** DESCRIPTION OF THE TASK **
Write out the whole listing again, exactly as given.

──────── LISTED RECORDS

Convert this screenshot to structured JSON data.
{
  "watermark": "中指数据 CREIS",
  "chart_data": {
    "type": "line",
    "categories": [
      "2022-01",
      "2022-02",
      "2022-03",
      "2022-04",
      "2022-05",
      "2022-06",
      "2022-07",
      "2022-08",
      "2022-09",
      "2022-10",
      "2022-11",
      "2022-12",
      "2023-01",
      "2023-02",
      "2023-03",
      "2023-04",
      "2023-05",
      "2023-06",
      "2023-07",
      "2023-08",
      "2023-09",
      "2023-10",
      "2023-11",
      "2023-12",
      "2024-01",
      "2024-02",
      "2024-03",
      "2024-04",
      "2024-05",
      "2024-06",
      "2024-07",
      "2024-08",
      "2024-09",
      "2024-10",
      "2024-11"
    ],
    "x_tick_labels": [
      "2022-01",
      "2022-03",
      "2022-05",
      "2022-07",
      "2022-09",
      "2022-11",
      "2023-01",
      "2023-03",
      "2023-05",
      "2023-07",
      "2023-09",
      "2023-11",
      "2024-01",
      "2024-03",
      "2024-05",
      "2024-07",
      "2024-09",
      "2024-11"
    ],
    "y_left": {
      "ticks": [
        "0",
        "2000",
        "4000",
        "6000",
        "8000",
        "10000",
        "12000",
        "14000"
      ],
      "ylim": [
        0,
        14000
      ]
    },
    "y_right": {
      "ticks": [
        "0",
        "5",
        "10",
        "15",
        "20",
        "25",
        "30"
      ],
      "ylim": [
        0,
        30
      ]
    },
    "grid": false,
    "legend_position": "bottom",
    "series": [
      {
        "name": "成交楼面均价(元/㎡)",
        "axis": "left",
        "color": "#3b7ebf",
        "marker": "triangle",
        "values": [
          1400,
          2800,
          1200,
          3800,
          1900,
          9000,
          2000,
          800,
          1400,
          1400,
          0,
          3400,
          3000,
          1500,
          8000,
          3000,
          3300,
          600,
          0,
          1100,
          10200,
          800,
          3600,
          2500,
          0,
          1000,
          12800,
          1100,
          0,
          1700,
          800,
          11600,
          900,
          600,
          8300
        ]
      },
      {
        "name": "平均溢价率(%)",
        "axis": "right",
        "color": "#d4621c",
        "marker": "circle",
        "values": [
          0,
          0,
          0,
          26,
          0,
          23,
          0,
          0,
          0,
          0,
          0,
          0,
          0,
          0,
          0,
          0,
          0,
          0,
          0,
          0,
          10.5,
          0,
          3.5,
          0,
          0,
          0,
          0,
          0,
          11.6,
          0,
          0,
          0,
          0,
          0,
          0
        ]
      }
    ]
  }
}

────────────────

** ANSWER **
Convert this screenshot to structured JSON data.
{
  "watermark": "中指数据 CREIS",
  "chart_data": {
    "type": "line",
    "categories": [
      "2022-01",
      "2022-02",
      "2022-03",
      "2022-04",
      "2022-05",
      "2022-06",
      "2022-07",
      "2022-08",
      "2022-09",
      "2022-10",
      "2022-11",
      "2022-12",
      "2023-01",
      "2023-02",
      "2023-03",
      "2023-04",
      "2023-05",
      "2023-06",
      "2023-07",
      "2023-08",
      "2023-09",
      "2023-10",
      "2023-11",
      "2023-12",
      "2024-01",
      "2024-02",
      "2024-03",
      "2024-04",
      "2024-05",
      "2024-06",
      "2024-07",
      "2024-08",
      "2024-09",
      "2024-10",
      "2024-11"
    ],
    "x_tick_labels": [
      "2022-01",
      "2022-03",
      "2022-05",
      "2022-07",
      "2022-09",
      "2022-11",
      "2023-01",
      "2023-03",
      "2023-05",
      "2023-07",
      "2023-09",
      "2023-11",
      "2024-01",
      "2024-03",
      "2024-05",
      "2024-07",
      "2024-09",
      "2024-11"
    ],
    "y_left": {
      "ticks": [
        "0",
        "2000",
        "4000",
        "6000",
        "8000",
        "10000",
        "12000",
        "14000"
      ],
      "ylim": [
        0,
        14000
      ]
    },
    "y_right": {
      "ticks": [
        "0",
        "5",
        "10",
        "15",
        "20",
        "25",
        "30"
      ],
      "ylim": [
        0,
        30
      ]
    },
    "grid": false,
    "legend_position": "bottom",
    "series": [
      {
        "name": "成交楼面均价(元/㎡)",
        "axis": "left",
        "color": "#3b7ebf",
        "marker": "triangle",
        "values": [
          1400,
          2800,
          1200,
          3800,
          1900,
          9000,
          2000,
          800,
          1400,
          1400,
          0,
          3400,
          3000,
          1500,
          8000,
          3000,
          3300,
          600,
          0,
          1100,
          10200,
          800,
          3600,
          2500,
          0,
          1000,
          12800,
          1100,
          0,
          1700,
          800,
          11600,
          900,
          600,
          8300
        ]
      },
      {
        "name": "平均溢价率(%)",
        "axis": "right",
        "color": "#d4621c",
        "marker": "circle",
        "values": [
          0,
          0,
          0,
          26,
          0,
          23,
          0,
          0,
          0,
          0,
          0,
          0,
          0,
          0,
          0,
          0,
          0,
          0,
          0,
          0,
          10.5,
          0,
          3.5,
          0,
          0,
          0,
          0,
          0,
          11.6,
          0,
          0,
          0,
          0,
          0,
          0
        ]
      }
    ]
  }
}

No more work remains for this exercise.